To be done. Output all lines exactly, with nothing added or dropped.

Exercise materials.
'''
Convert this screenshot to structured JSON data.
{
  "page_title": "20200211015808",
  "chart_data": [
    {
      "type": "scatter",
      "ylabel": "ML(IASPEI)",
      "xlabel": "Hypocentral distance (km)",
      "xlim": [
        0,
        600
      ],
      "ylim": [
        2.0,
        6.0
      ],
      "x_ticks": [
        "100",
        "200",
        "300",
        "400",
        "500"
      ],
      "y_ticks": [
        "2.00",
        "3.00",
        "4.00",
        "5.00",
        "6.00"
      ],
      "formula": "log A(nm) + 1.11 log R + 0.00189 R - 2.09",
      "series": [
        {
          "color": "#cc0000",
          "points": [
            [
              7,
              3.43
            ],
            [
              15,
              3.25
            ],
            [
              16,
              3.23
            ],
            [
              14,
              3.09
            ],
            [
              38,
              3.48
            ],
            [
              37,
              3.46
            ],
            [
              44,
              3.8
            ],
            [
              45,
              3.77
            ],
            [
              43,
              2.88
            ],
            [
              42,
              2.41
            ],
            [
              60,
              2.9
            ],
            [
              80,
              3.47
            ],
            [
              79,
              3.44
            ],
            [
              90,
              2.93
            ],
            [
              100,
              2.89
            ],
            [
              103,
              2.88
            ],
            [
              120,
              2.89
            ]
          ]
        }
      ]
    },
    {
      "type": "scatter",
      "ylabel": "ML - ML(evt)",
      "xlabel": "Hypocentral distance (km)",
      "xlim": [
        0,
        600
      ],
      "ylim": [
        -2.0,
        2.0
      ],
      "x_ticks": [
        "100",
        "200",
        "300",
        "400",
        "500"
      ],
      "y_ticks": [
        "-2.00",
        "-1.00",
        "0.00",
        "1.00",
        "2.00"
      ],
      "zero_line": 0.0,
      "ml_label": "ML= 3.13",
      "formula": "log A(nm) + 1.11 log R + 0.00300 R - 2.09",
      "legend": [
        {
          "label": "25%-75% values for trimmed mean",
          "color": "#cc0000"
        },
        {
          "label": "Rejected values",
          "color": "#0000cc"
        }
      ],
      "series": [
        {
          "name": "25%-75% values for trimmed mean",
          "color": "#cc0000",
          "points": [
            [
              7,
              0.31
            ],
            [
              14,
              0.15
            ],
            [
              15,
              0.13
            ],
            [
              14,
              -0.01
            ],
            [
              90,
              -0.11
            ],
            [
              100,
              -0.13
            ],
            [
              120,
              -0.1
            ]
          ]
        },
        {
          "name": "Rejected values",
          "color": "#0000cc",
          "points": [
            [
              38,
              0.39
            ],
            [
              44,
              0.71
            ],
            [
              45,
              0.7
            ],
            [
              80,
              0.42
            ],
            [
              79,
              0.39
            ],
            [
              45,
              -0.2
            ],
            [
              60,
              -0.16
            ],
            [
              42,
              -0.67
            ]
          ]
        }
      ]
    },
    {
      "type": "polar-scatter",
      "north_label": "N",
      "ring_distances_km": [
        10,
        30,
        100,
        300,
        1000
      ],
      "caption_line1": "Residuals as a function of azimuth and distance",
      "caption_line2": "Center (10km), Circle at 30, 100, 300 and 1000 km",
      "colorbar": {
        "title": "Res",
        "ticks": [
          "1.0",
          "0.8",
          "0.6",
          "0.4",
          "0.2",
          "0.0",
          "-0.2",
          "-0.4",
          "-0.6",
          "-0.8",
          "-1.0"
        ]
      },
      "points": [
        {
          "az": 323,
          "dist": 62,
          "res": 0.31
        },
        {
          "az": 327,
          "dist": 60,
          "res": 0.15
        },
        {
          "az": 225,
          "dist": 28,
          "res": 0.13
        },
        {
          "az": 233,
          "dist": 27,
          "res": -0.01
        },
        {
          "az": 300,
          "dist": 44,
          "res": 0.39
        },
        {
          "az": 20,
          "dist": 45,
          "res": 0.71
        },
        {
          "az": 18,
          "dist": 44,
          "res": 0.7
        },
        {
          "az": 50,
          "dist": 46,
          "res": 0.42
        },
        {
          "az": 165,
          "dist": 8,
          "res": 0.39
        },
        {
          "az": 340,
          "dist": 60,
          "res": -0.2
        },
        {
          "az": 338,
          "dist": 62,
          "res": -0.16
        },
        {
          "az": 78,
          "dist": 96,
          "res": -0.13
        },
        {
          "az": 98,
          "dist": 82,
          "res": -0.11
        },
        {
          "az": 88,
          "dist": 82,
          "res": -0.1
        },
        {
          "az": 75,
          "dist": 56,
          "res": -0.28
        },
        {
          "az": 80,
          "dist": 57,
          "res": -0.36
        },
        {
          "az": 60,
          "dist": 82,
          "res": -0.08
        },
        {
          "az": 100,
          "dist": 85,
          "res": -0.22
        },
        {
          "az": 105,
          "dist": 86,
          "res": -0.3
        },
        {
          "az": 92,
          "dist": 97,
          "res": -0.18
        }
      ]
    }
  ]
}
'''
Expected answer.
Convert this screenshot to structured JSON data.
{
  "page_title": "20200211015808",
  "chart_data": [
    {
      "type": "scatter",
      "ylabel": "ML(IASPEI)",
      "xlabel": "Hypocentral distance (km)",
      "xlim": [
        0,
        600
      ],
      "ylim": [
        2.0,
        6.0
      ],
      "x_ticks": [
        "100",
        "200",
        "300",
        "400",
        "500"
      ],
      "y_ticks": [
        "2.00",
        "3.00",
        "4.00",
        "5.00",
        "6.00"
      ],
      "formula": "log A(nm) + 1.11 log R + 0.00189 R - 2.09",
      "series": [
        {
          "color": "#cc0000",
          "points": [
            [
              7,
              3.43
            ],
            [
              15,
              3.25
            ],
            [
              16,
              3.23
            ],
            [
              14,
              3.09
            ],
            [
              38,
              3.48
            ],
            [
              37,
              3.46
            ],
            [
              44,
              3.8
            ],
            [
              45,
              3.77
            ],
            [
              43,
              2.88
            ],
            [
              42,
              2.41
            ],
            [
              60,
              2.9
            ],
            [
              80,
              3.47
            ],
            [
              79,
              3.44
            ],
            [
              90,
              2.93
            ],
            [
              100,
              2.89
            ],
            [
              103,
              2.88
            ],
            [
              120,
              2.89
            ]
          ]
        }
      ]
    },
    {
      "type": "scatter",
      "ylabel": "ML - ML(evt)",
      "xlabel": "Hypocentral distance (km)",
      "xlim": [
        0,
        600
      ],
      "ylim": [
        -2.0,
        2.0
      ],
      "x_ticks": [
        "100",
        "200",
        "300",
        "400",
        "500"
      ],
      "y_ticks": [
        "-2.00",
        "-1.00",
        "0.00",
        "1.00",
        "2.00"
      ],
      "zero_line": 0.0,
      "ml_label": "ML= 3.13",
      "formula": "log A(nm) + 1.11 log R + 0.00300 R - 2.09",
      "legend": [
        {
          "label": "25%-75% values for trimmed mean",
          "color": "#cc0000"
        },
        {
          "label": "Rejected values",
          "color": "#0000cc"
        }
      ],
      "series": [
        {
          "name": "25%-75% values for trimmed mean",
          "color": "#cc0000",
          "points": [
            [
              7,
              0.31
            ],
            [
              14,
              0.15
            ],
            [
              15,
              0.13
            ],
            [
              14,
              -0.01
            ],
            [
              90,
              -0.11
            ],
            [
              100,
              -0.13
            ],
            [
              120,
              -0.1
            ]
          ]
        },
        {
          "name": "Rejected values",
          "color": "#0000cc",
          "points": [
            [
              38,
              0.39
            ],
            [
              44,
              0.71
            ],
            [
              45,
              0.7
            ],
            [
              80,
              0.42
            ],
            [
              79,
              0.39
            ],
            [
              45,
              -0.2
            ],
            [
              60,
              -0.16
            ],
            [
              42,
              -0.67
            ]
          ]
        }
      ]
    },
    {
      "type": "polar-scatter",
      "north_label": "N",
      "ring_distances_km": [
        10,
        30,
        100,
        300,
        1000
      ],
      "caption_line1": "Residuals as a function of azimuth and distance",
      "caption_line2": "Center (10km), Circle at 30, 100, 300 and 1000 km",
      "colorbar": {
        "title": "Res",
        "ticks": [
          "1.0",
          "0.8",
          "0.6",
          "0.4",
          "0.2",
          "0.0",
          "-0.2",
          "-0.4",
          "-0.6",
          "-0.8",
          "-1.0"
        ]
      },
      "points": [
        {
          "az": 323,
          "dist": 62,
          "res": 0.31
        },
        {
          "az": 327,
          "dist": 60,
          "res": 0.15
        },
        {
          "az": 225,
          "dist": 28,
          "res": 0.13
        },
        {
          "az": 233,
          "dist": 27,
          "res": -0.01
        },
        {
          "az": 300,
          "dist": 44,
          "res": 0.39
        },
        {
          "az": 20,
          "dist": 45,
          "res": 0.71
        },
        {
          "az": 18,
          "dist": 44,
          "res": 0.7
        },
        {
          "az": 50,
          "dist": 46,
          "res": 0.42
        },
        {
          "az": 165,
          "dist": 8,
          "res": 0.39
        },
        {
          "az": 340,
          "dist": 60,
          "res": -0.2
        },
        {
          "az": 338,
          "dist": 62,
          "res": -0.16
        },
        {
          "az": 78,
          "dist": 96,
          "res": -0.13
        },
        {
          "az": 98,
          "dist": 82,
          "res": -0.11
        },
        {
          "az": 88,
          "dist": 82,
          "res": -0.1
        },
        {
          "az": 75,
          "dist": 56,
          "res": -0.28
        },
        {
          "az": 80,
          "dist": 57,
          "res": -0.36
        },
        {
          "az": 60,
          "dist": 82,
          "res": -0.08
        },
        {
          "az": 100,
          "dist": 85,
          "res": -0.22
        },
        {
          "az": 105,
          "dist": 86,
          "res": -0.3
        },
        {
          "az": 92,
          "dist": 97,
          "res": -0.18
        }
      ]
    }
  ]
}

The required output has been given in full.